Now those images are in the brains of all eleven of the children involved and will likely affect future decisions they make. The boys will never forget those images because the images are stored in their brains and because they entered their brains on an emotional level. So what can we do to help our children not have this experience?
1. Educating your child/teen is a key component. Kids need to understand this problem so they can first, avoid it, and second, if necessary, handle it. Here are things they need to understand:
a.Tell children that sexuality is good and can help create a strong marriage.
b.Tell how special it will be to save that experience for marriage.
c. Teach that getting involved with seeing inappropriate pictures is compelling. The more they see, the more they will want to see and they can’t erase those images out of their mind. At times the pictures will surface in their mind, totally uncalled for, and then they will have to deal with the problem.

Recorded information

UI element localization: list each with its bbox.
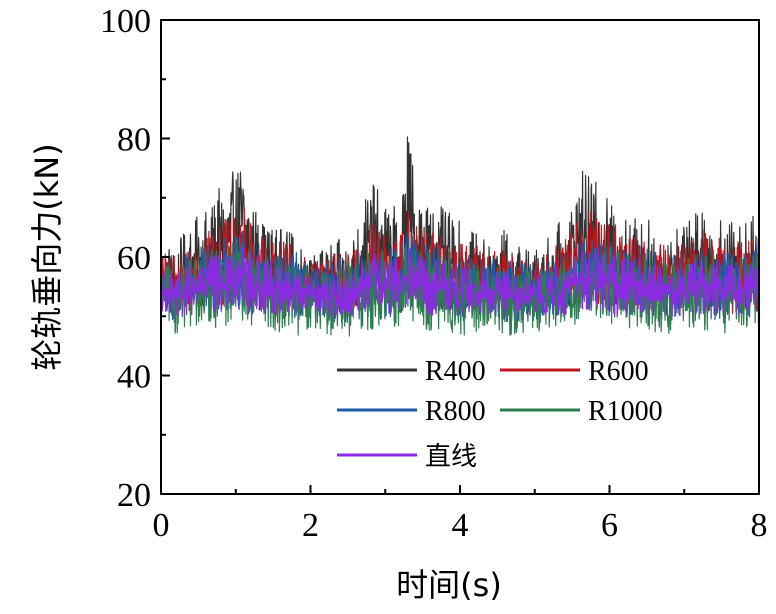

Request 1
Decide whether each statement below agrees with the passage on children and inappropriate images, answering yes or no and quoting the deciding words of the passage: (a) Sexuality is described as something that can help create a strong marriage. (b) Children are told they can erase inappropriate images from their minds. (c) Educating a child or teen is presented as a minor part of the solution.
Request 2
Continue the passage on children and inappropriate images, starting after its final sentence.

Expected answer 1
(a) Yes: "Tell children that sexuality is good and can help create a strong marriage."
(b) No: "they can’t erase those images out of their mind."
(c) No: "Educating your child/teen is a key component."

Expected answer 2
d. Teach them that our bodies were made so that we are naturally curious. These are normal feelings.
e. Teach them that addiction can come in a single exposure of Internet pornography
f. Teach them to say “no” when someone wants to show them a supposedly “neat” image on the computer or elsewhere.
g. Teach them to tell you as they see inappropriate images in bathrooms, on magazine covers, etc. Keeping secrets about what they have seen will tend to make those desires increase.
h. Teach the importance of avoiding “all” sexual images in movies, videos, magazines, video games, etc., because the more they see, the more they will want to see and addiction comes quickly and is difficult to overcome.
i. Keep reminding them that sex will be wonderful in the walls of their marriage if they save it for that. Pornography destroys marriages and teaches deviant sex. Addiction can start with things as casual as lingerie ads.
2. Keep all forms of inappropriate material out of your home.
3. Place the computer in an open, supervised area of your home.
4. Install a filter and know that a knowledgeable student can get around it.
5. Require a password to enter the computer
6. Monitor Internet viewing, history and cookies. Be there when your children are using the computer.
7. Talk to your children about what they are viewing.
8. Teach them “crash and tell.” This means to immediately turn off the monitor or entire computer if they pull up something inappropriate and then tell you.
9. Check out disks that come into your home.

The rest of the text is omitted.